_GIVEN EXERCISE_
Give every entry again, word for word.

_TASK DATA_
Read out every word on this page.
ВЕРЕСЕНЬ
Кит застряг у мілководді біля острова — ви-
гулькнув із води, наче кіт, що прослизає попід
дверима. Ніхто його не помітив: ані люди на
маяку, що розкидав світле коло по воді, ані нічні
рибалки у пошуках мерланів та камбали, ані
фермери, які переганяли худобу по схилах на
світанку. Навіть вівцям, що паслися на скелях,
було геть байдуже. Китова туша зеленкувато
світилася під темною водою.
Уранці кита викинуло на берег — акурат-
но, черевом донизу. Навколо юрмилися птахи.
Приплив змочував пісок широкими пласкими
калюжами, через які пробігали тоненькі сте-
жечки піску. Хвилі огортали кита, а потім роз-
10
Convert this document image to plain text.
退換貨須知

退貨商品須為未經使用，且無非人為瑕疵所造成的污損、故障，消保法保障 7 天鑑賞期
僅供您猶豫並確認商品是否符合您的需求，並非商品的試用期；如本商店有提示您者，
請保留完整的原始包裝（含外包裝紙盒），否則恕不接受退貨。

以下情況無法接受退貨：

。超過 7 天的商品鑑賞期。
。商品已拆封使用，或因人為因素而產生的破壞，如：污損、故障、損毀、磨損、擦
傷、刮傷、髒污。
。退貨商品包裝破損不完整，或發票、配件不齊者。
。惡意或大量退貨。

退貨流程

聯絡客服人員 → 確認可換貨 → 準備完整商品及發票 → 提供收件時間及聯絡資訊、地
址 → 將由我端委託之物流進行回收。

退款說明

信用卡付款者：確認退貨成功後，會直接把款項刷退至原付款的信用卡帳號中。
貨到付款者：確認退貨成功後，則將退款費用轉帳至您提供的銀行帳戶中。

_ANSWER BELOW_
Read out every word on this page.
ВЕРЕСЕНЬ
Кит застряг у мілководді біля острова — ви-
гулькнув із води, наче кіт, що прослизає попід
дверима. Ніхто його не помітив: ані люди на
маяку, що розкидав світле коло по воді, ані нічні
рибалки у пошуках мерланів та камбали, ані
фермери, які переганяли худобу по схилах на
світанку. Навіть вівцям, що паслися на скелях,
було геть байдуже. Китова туша зеленкувато
світилася під темною водою.
Уранці кита викинуло на берег — акурат-
но, черевом донизу. Навколо юрмилися птахи.
Приплив змочував пісок широкими пласкими
калюжами, через які пробігали тоненькі сте-
жечки піску. Хвилі огортали кита, а потім роз-
10
Convert this document image to plain text.
退換貨須知

退貨商品須為未經使用，且無非人為瑕疵所造成的污損、故障，消保法保障 7 天鑑賞期
僅供您猶豫並確認商品是否符合您的需求，並非商品的試用期；如本商店有提示您者，
請保留完整的原始包裝（含外包裝紙盒），否則恕不接受退貨。

以下情況無法接受退貨：

。超過 7 天的商品鑑賞期。
。商品已拆封使用，或因人為因素而產生的破壞，如：污損、故障、損毀、磨損、擦
傷、刮傷、髒污。
。退貨商品包裝破損不完整，或發票、配件不齊者。
。惡意或大量退貨。

退貨流程

聯絡客服人員 → 確認可換貨 → 準備完整商品及發票 → 提供收件時間及聯絡資訊、地
址 → 將由我端委託之物流進行回收。

退款說明

信用卡付款者：確認退貨成功後，會直接把款項刷退至原付款的信用卡帳號中。
貨到付款者：確認退貨成功後，則將退款費用轉帳至您提供的銀行帳戶中。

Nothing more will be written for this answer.